INSTRUCTIONS TO FOLLOW » Within the records below, find each line that holds the string "subtitle", then copy it.

DATA SHOWN »
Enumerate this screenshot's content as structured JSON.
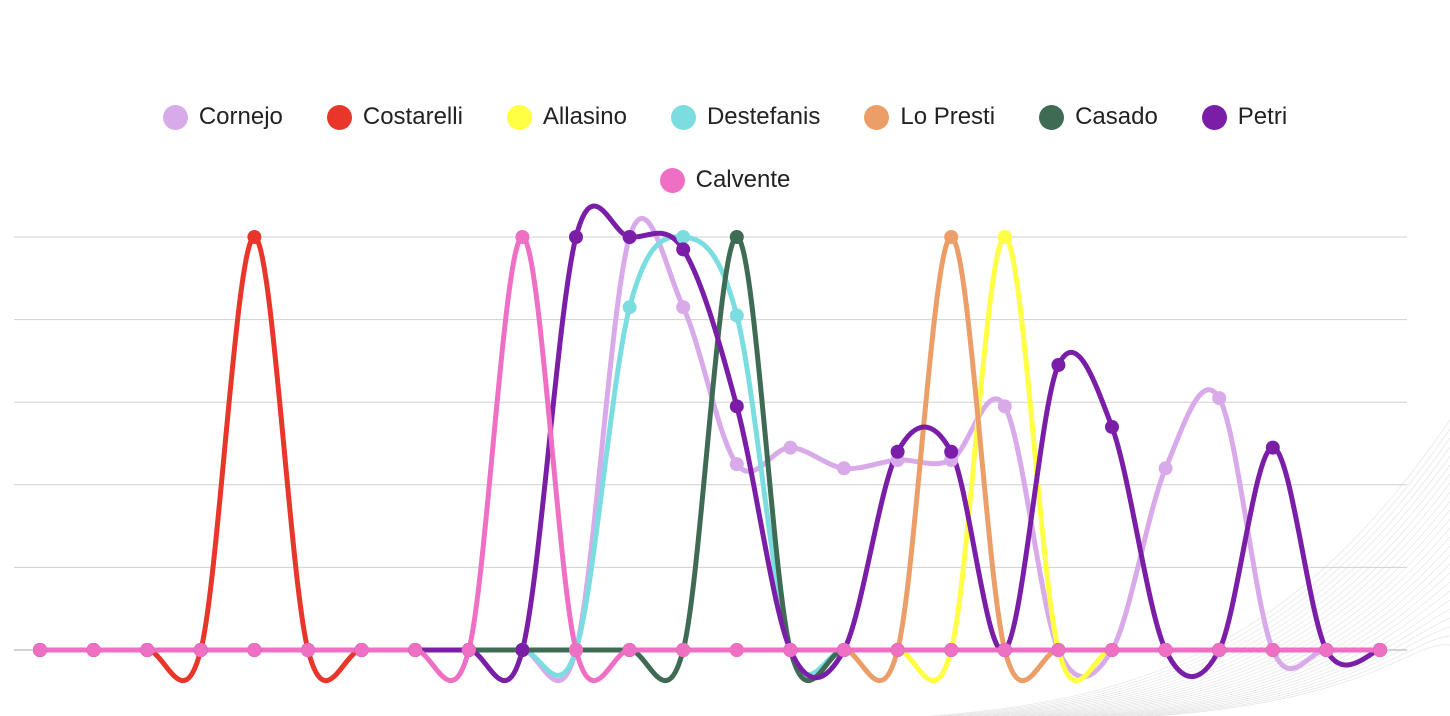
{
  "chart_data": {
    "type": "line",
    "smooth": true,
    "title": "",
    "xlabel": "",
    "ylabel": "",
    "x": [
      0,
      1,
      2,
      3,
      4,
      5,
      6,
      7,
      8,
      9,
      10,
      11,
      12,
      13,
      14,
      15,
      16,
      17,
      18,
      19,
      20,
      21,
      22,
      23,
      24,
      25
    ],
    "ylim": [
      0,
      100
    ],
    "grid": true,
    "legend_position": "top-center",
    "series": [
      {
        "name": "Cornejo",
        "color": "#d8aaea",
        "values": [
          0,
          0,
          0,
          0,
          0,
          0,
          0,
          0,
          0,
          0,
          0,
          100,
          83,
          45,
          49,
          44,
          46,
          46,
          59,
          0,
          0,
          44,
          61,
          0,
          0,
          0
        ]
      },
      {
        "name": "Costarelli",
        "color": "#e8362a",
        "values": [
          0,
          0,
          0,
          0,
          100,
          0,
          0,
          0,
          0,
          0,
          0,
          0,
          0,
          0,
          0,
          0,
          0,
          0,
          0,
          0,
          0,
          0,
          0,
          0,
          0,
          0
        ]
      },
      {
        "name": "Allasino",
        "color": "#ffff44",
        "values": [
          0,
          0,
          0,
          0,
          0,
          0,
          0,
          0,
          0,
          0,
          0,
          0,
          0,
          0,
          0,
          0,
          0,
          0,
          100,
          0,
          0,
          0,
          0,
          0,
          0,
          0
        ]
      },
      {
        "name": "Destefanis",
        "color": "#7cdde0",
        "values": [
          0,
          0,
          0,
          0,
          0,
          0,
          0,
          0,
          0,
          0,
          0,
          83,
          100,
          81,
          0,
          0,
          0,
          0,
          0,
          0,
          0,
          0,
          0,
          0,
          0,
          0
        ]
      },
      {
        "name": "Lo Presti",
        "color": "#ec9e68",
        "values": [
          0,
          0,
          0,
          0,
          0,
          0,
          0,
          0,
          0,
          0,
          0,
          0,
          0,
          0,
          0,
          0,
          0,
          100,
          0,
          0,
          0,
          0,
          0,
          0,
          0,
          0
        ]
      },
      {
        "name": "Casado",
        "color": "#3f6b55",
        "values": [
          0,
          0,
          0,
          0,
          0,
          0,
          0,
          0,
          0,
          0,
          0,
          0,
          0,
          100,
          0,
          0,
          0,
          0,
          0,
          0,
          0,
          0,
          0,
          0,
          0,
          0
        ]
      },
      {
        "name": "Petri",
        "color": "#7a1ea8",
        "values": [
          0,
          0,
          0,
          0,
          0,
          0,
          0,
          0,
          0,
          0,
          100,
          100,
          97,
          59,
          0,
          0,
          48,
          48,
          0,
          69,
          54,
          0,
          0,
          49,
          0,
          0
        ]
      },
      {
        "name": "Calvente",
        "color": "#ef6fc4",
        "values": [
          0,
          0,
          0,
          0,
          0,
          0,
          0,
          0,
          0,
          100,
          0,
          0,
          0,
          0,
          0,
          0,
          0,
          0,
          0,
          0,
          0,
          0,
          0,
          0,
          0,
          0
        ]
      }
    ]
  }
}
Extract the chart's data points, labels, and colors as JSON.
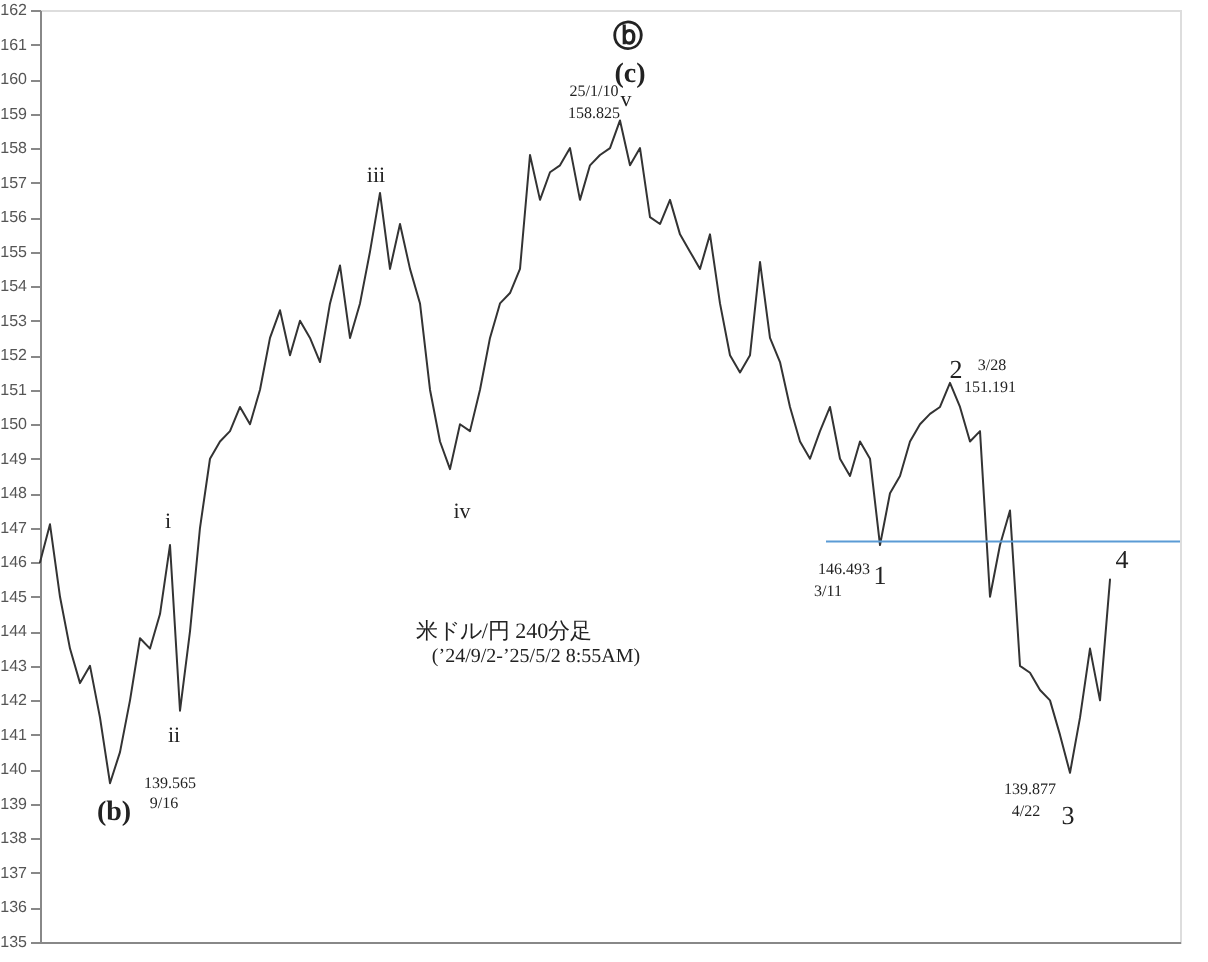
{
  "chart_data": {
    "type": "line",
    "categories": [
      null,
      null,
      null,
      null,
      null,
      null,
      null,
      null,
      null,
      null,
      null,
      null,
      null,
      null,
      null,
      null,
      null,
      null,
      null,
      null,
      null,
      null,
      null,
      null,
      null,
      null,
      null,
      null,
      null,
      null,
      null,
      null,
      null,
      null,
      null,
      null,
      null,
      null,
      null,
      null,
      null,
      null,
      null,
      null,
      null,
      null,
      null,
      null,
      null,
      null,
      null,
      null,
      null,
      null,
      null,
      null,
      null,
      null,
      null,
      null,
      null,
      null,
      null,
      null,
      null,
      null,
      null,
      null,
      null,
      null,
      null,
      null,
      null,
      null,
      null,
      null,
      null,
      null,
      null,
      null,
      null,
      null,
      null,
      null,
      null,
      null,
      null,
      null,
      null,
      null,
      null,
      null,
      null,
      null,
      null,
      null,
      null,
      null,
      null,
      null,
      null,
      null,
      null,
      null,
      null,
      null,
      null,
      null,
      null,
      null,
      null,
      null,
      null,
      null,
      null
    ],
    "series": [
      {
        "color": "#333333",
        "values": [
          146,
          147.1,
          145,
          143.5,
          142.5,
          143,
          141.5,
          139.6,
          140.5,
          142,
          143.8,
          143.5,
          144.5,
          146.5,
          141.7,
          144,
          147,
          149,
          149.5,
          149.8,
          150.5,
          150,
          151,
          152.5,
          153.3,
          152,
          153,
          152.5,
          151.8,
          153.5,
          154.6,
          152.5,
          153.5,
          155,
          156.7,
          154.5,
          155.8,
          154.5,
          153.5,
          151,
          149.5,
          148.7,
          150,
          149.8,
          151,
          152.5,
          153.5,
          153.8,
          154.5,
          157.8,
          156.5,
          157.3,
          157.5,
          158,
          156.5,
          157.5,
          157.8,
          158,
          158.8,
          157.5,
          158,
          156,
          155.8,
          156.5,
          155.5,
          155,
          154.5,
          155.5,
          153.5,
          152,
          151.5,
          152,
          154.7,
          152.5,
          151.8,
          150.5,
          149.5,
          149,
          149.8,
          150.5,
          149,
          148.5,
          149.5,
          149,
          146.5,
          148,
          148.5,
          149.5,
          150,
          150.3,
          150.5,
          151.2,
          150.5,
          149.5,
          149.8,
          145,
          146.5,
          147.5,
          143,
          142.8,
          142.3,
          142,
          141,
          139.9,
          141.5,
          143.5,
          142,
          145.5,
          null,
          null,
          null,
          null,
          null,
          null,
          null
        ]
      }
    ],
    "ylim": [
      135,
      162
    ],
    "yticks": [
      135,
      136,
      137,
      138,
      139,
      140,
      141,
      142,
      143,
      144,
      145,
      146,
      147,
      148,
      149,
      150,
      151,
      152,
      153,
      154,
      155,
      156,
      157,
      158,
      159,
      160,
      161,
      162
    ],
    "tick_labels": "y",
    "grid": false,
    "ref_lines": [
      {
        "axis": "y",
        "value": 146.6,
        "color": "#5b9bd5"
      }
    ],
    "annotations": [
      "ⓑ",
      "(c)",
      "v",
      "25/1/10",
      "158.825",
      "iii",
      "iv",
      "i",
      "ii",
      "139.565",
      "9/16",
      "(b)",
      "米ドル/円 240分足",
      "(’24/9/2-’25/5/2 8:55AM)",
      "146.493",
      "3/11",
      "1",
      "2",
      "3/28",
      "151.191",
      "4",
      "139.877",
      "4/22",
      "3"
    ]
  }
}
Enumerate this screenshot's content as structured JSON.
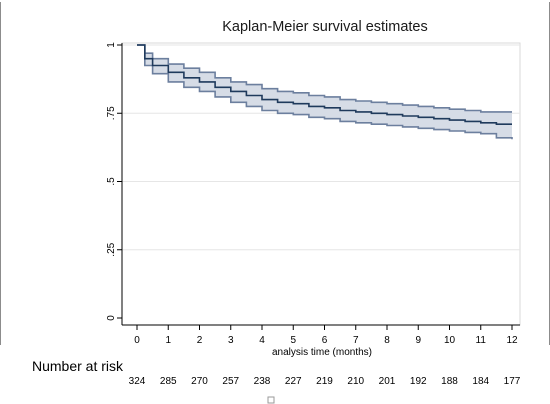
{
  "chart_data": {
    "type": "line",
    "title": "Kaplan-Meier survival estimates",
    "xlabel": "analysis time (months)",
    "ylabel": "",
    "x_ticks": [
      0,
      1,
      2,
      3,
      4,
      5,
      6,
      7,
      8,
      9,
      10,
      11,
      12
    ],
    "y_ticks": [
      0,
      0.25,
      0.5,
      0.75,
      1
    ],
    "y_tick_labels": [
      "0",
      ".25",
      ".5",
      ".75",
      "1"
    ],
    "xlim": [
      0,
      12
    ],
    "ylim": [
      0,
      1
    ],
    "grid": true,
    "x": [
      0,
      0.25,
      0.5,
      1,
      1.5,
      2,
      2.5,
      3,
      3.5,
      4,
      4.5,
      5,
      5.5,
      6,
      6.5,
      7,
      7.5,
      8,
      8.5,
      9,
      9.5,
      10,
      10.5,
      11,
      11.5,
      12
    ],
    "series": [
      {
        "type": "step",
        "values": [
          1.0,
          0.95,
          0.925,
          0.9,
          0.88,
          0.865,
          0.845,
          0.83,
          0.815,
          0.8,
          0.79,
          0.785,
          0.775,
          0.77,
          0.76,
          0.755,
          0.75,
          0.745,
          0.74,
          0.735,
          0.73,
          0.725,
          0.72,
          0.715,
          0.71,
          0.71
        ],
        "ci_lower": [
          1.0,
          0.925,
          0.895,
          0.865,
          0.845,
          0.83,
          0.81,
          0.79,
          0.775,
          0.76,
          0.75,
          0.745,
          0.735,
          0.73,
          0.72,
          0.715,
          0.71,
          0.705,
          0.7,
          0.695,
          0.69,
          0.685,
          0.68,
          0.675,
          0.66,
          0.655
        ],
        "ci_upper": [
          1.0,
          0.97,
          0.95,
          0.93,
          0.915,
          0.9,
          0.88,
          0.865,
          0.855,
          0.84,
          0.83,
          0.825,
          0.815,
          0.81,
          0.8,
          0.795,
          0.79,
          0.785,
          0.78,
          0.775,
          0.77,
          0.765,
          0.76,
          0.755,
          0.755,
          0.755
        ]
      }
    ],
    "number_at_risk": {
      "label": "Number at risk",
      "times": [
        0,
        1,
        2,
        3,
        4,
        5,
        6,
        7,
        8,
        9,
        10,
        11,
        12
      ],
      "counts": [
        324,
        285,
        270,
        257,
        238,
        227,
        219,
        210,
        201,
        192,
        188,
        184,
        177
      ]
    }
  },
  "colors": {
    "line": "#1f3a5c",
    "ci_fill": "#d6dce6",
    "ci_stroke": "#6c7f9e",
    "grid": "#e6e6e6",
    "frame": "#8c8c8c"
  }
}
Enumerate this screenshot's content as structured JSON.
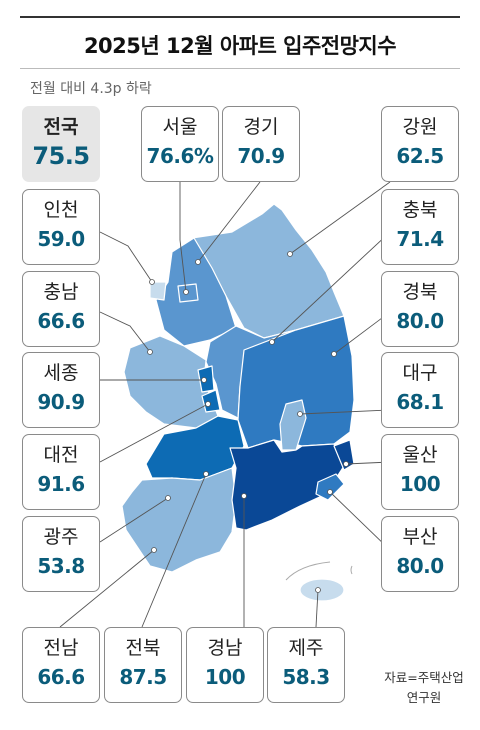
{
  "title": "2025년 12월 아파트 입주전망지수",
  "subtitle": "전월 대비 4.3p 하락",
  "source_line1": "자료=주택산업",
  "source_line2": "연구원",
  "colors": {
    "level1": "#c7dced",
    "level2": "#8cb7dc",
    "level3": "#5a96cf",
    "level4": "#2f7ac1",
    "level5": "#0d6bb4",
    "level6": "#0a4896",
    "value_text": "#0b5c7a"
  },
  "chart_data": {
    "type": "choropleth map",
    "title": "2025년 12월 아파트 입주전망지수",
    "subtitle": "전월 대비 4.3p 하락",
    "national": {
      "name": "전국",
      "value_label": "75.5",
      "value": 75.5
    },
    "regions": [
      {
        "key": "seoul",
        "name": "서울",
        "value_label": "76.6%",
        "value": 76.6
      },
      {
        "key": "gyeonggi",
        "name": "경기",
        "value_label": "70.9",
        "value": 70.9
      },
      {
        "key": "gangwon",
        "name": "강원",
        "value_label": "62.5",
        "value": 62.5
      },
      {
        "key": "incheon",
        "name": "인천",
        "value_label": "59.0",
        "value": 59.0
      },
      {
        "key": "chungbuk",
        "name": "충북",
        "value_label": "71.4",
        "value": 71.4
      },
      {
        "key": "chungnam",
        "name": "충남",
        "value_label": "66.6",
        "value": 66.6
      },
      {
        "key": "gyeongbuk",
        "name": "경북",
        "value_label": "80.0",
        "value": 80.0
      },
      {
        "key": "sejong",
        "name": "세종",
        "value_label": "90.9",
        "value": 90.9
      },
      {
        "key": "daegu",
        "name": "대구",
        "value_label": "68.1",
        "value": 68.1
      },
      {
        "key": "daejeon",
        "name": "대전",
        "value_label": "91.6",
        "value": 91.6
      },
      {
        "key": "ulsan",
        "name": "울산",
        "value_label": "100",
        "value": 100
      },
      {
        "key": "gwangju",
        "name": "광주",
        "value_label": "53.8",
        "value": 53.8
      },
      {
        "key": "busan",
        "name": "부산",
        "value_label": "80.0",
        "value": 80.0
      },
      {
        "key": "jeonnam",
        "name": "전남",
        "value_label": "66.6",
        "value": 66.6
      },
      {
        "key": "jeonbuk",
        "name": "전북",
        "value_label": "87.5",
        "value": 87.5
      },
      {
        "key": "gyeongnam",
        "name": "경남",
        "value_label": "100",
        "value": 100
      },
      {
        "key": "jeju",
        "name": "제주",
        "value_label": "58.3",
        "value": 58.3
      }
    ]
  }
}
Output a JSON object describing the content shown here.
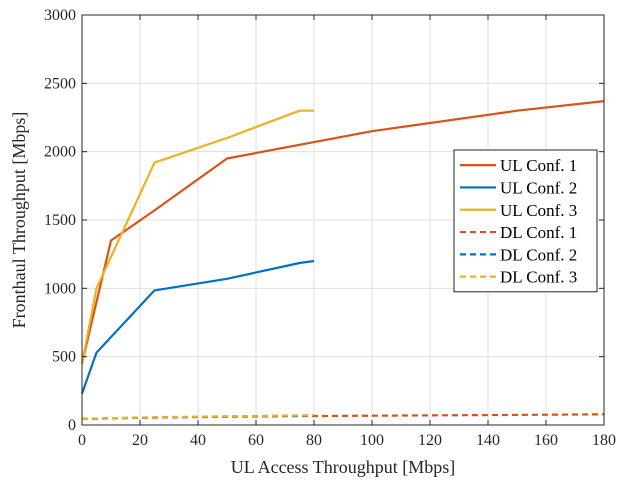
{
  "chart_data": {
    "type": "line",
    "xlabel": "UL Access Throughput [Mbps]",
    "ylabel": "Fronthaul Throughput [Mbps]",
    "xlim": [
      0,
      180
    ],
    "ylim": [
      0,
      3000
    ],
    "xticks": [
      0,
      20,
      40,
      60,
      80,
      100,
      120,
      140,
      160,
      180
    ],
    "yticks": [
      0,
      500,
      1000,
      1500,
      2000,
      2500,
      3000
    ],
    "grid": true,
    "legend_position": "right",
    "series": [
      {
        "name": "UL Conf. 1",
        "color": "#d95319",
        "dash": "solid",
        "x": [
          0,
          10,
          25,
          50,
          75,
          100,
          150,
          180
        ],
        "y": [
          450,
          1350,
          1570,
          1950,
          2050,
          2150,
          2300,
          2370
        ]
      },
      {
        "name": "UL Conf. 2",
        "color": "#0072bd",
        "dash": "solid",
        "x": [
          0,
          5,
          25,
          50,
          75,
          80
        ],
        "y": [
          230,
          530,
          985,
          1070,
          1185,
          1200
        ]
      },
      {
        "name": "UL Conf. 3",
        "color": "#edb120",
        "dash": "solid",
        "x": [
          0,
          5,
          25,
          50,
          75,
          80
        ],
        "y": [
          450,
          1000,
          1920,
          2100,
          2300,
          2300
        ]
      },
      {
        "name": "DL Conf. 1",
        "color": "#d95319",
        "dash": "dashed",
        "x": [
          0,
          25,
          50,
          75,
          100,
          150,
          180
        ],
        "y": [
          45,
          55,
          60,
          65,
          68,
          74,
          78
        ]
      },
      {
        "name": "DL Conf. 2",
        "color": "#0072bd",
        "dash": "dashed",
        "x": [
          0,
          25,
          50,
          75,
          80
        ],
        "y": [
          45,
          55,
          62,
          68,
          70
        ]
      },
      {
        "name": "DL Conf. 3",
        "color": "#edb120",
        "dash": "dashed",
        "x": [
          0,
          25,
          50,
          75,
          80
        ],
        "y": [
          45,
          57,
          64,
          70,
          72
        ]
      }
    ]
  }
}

EXERCISE ANSWER »
  "subtitle": "전월 대비 4.3p 하락",
    "subtitle": "전월 대비 4.3p 하락",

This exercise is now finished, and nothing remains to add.